• [WORK TO DO]
Locate every line in the records below that holds the word "China" and return each one.

===== STORED RECORDS

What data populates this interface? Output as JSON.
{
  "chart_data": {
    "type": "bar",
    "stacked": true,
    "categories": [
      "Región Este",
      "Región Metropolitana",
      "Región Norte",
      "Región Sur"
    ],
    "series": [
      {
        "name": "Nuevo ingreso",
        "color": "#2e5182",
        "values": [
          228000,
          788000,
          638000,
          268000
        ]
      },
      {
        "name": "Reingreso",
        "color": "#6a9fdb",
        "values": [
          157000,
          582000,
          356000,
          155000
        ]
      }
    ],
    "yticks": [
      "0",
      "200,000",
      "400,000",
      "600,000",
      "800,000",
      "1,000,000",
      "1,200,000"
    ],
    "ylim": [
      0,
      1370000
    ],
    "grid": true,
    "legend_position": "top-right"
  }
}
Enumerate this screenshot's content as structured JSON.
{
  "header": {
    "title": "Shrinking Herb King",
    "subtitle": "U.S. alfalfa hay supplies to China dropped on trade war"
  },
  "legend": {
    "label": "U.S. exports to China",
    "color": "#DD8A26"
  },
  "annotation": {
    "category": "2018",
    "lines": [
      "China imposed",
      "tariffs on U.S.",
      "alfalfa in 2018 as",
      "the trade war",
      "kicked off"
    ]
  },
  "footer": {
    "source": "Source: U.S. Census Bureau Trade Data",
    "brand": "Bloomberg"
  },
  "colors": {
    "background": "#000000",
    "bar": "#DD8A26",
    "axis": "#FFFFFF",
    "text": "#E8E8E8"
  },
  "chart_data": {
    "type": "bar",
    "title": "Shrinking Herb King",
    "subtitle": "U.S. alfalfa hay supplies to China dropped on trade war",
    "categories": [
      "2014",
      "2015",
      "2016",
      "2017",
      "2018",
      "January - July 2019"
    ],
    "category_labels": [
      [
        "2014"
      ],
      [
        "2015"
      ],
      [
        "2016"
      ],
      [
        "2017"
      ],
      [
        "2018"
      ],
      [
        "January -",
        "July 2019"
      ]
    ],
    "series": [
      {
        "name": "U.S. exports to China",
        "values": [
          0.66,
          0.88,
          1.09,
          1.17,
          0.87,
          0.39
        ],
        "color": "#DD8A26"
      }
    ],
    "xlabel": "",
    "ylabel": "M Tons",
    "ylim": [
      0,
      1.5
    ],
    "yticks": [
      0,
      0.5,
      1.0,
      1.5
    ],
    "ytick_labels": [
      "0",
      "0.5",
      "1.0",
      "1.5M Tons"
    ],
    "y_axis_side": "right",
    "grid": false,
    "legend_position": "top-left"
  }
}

==========

• [RESULT BELOW]
    "subtitle": "U.S. alfalfa hay supplies to China dropped on trade war"
    "label": "U.S. exports to China",
      "China imposed",
    "subtitle": "U.S. alfalfa hay supplies to China dropped on trade war",
        "name": "U.S. exports to China",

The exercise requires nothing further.